## [TASK DIRECTIONS]
Collect all lines from the listing that include the string "Social".

++++++

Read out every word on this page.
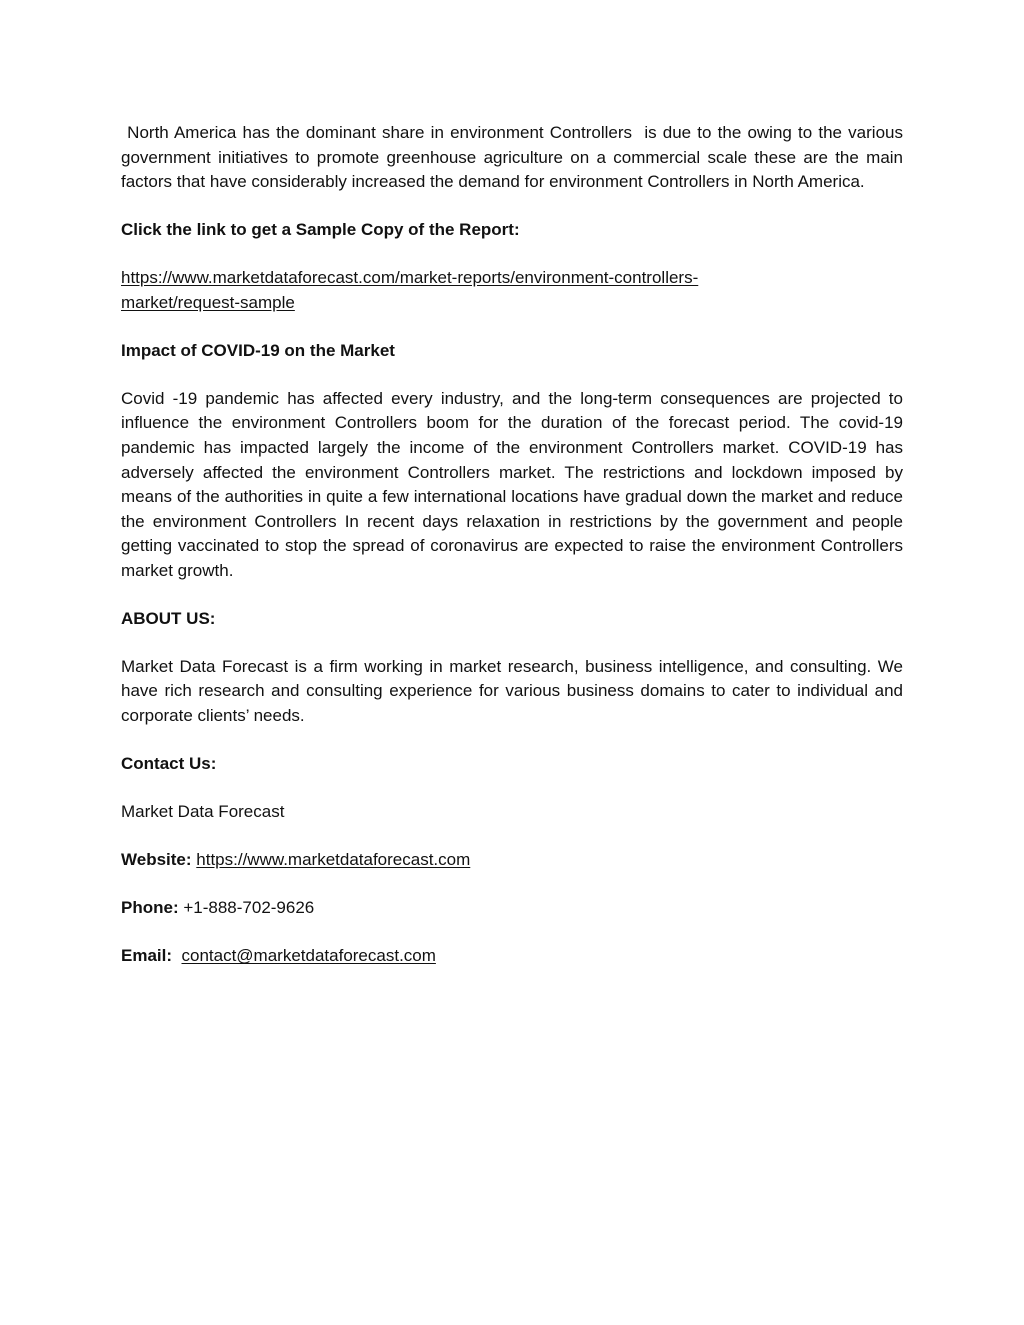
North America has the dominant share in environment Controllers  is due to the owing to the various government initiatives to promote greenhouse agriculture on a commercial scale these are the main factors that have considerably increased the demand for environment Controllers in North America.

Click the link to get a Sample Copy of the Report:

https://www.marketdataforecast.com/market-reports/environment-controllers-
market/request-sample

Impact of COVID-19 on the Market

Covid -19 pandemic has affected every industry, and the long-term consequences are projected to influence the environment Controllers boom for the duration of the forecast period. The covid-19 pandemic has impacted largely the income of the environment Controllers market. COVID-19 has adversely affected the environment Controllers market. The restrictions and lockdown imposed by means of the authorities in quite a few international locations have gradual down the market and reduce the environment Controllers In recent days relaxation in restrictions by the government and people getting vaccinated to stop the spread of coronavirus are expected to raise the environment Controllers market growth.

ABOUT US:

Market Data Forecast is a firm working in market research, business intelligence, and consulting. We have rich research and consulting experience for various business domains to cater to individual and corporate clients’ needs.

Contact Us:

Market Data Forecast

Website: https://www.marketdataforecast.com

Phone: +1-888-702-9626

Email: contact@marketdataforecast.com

++++++

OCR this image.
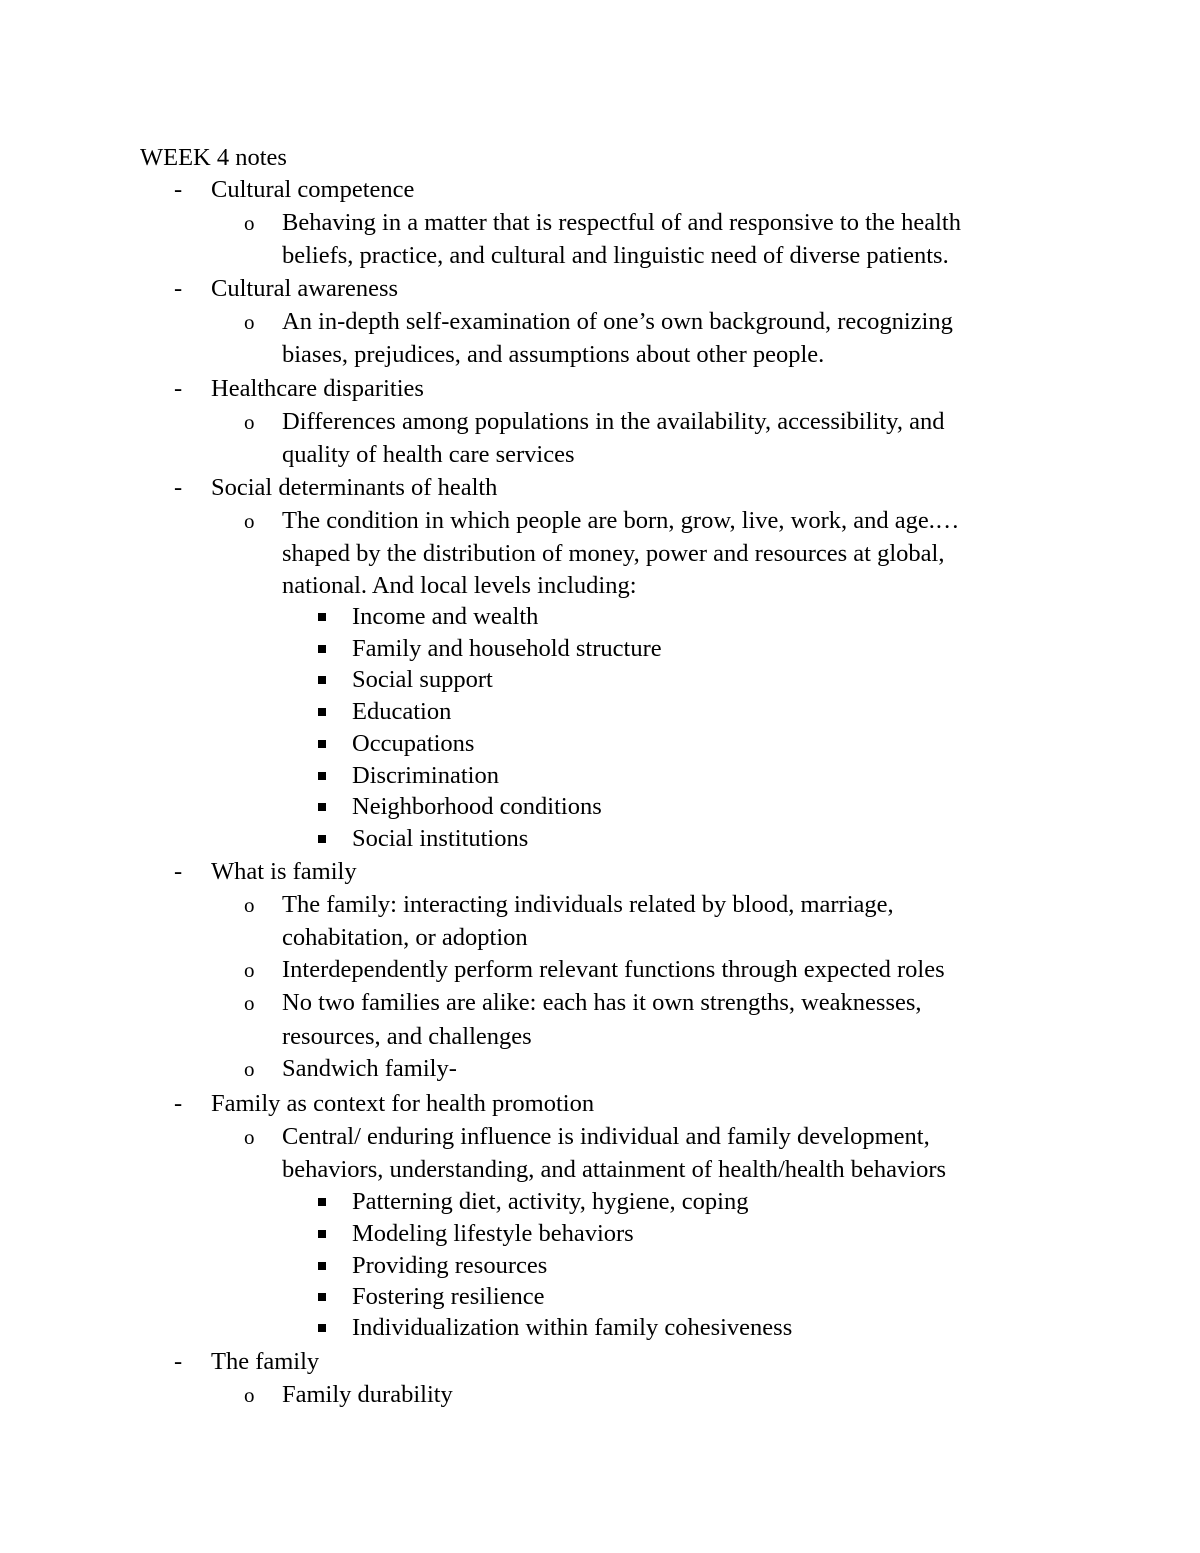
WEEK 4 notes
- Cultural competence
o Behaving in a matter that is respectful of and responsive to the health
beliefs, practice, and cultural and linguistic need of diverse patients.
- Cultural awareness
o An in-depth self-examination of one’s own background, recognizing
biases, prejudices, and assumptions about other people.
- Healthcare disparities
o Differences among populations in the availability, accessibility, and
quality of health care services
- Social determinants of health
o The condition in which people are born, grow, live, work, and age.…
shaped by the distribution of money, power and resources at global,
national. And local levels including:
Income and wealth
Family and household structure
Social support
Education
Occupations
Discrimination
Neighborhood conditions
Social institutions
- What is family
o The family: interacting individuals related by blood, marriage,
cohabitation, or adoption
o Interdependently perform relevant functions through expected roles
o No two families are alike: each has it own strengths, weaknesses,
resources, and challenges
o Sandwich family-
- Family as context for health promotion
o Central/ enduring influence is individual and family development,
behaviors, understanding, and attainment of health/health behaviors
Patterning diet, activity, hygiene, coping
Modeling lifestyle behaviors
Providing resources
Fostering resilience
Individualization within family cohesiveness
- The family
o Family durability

++++++

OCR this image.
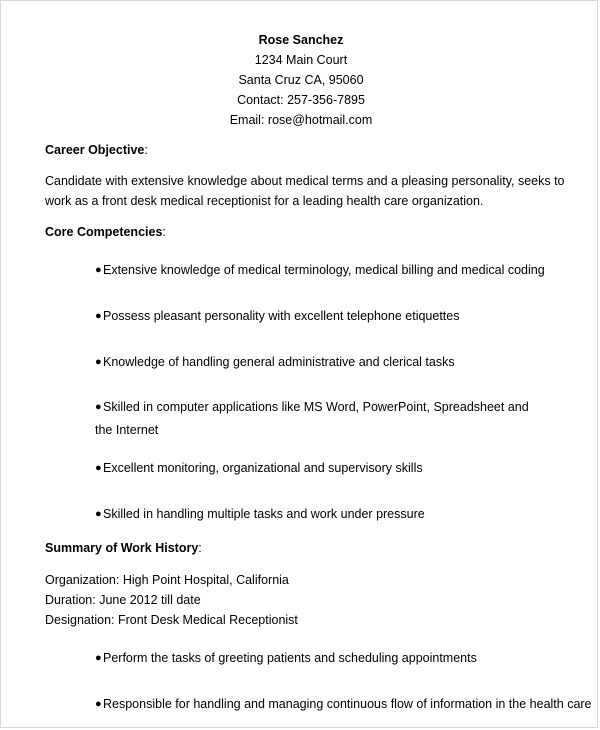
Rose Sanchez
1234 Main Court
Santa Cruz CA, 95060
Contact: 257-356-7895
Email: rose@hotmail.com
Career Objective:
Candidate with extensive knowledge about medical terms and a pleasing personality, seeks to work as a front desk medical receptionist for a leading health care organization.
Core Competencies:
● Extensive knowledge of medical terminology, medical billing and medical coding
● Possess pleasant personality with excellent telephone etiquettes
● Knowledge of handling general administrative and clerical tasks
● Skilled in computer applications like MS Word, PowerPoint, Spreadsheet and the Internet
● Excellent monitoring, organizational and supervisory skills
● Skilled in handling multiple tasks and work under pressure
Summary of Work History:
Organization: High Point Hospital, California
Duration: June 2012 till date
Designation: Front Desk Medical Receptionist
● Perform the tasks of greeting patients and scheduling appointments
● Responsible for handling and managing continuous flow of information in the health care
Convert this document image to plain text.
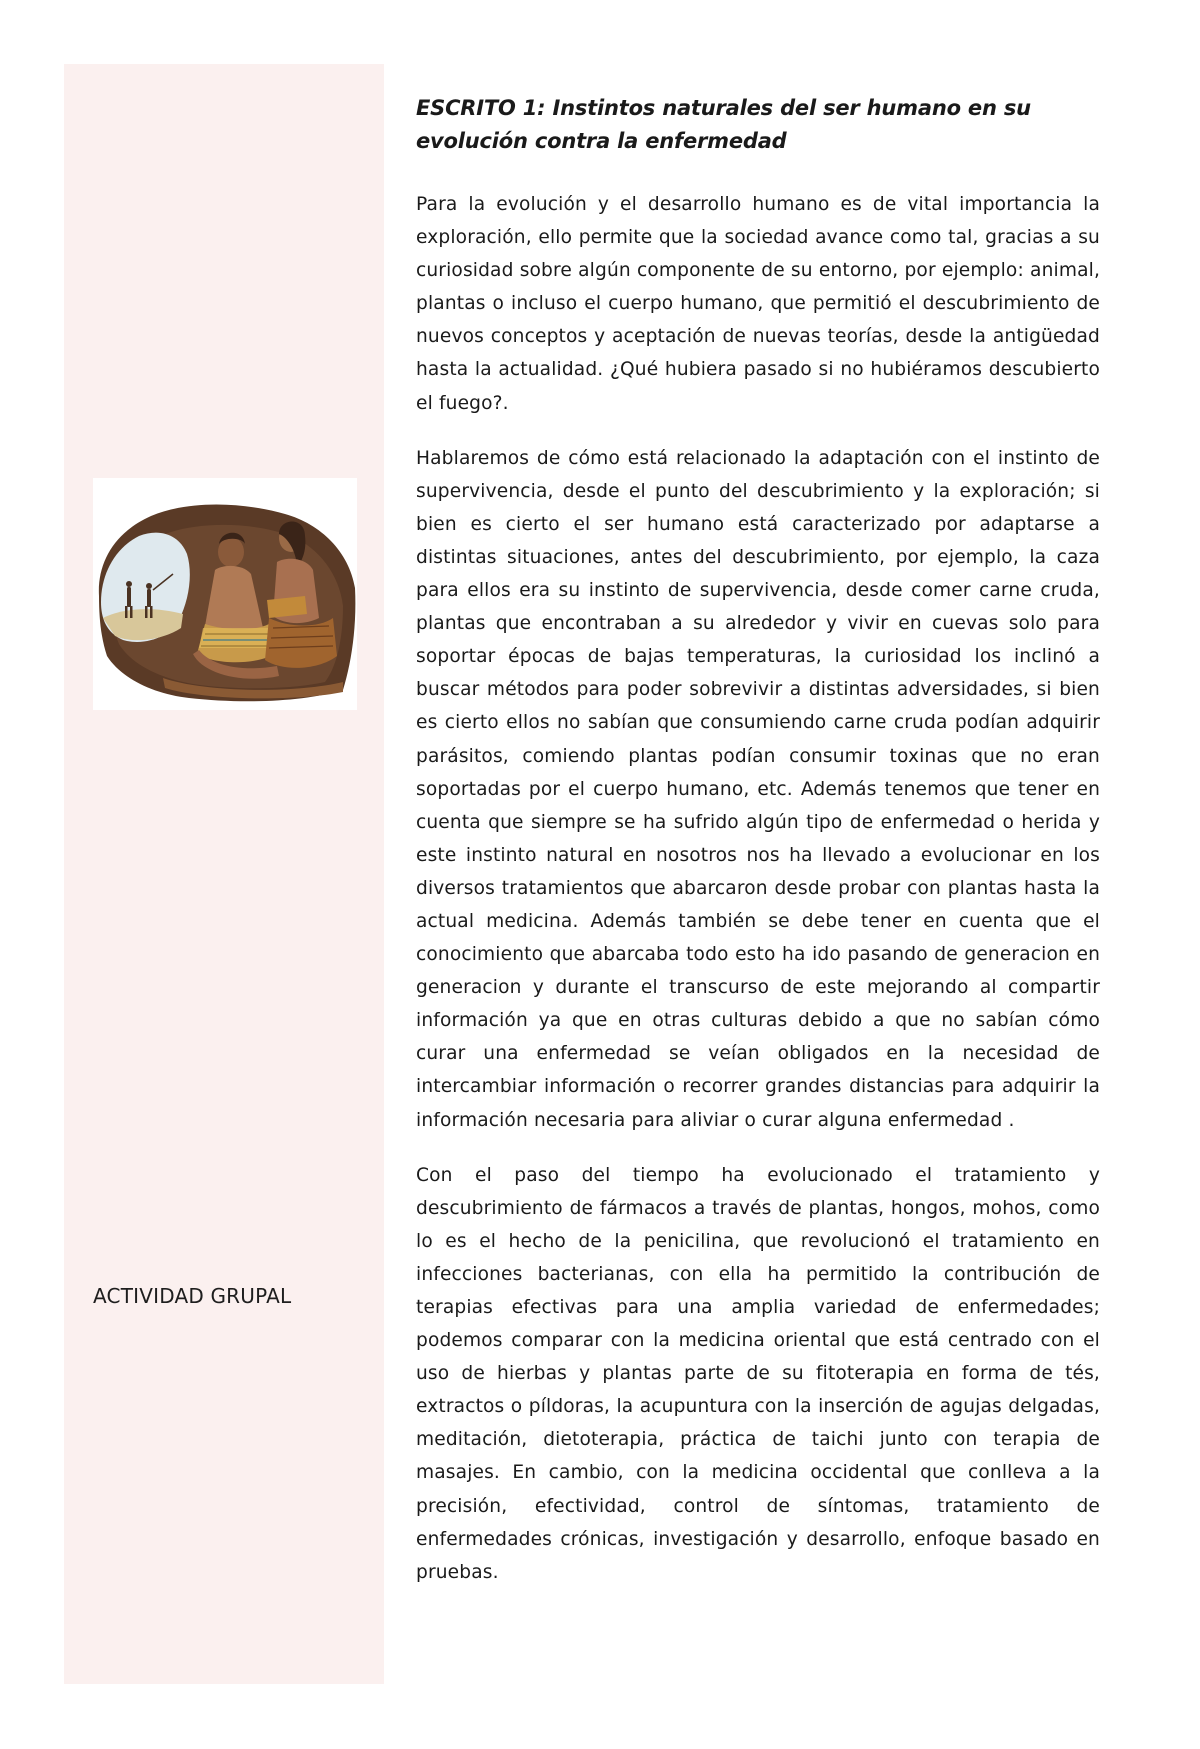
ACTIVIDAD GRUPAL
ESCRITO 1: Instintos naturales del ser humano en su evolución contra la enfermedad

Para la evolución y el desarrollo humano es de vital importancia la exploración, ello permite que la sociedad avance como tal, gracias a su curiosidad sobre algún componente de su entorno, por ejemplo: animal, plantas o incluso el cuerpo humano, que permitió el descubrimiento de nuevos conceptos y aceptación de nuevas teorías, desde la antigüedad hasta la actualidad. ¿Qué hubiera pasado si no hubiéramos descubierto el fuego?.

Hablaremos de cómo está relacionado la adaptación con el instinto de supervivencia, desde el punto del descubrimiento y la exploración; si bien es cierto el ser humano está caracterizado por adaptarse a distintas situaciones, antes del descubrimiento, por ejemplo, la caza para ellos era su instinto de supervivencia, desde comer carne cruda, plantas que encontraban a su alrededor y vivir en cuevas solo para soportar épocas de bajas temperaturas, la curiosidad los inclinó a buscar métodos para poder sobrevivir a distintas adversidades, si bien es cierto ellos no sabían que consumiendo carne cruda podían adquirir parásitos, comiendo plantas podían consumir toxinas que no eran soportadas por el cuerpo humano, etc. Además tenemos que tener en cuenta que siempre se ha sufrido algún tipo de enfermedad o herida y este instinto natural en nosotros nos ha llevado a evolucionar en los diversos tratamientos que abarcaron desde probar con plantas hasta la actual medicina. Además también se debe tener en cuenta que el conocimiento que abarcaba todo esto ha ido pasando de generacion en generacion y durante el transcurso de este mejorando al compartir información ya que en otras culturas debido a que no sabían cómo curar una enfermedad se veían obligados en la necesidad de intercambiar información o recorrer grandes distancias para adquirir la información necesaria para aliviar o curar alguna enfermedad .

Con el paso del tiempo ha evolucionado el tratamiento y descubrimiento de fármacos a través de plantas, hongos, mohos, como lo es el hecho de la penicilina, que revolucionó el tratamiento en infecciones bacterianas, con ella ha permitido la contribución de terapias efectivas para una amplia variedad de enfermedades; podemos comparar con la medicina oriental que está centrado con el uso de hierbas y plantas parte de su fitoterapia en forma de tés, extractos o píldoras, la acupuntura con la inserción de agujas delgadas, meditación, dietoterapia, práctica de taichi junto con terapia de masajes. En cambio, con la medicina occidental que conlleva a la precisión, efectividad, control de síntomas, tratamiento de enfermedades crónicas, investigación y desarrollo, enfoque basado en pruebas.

++++++

## [TASK ANSWER]
- Social determinants of health
Social support
Social institutions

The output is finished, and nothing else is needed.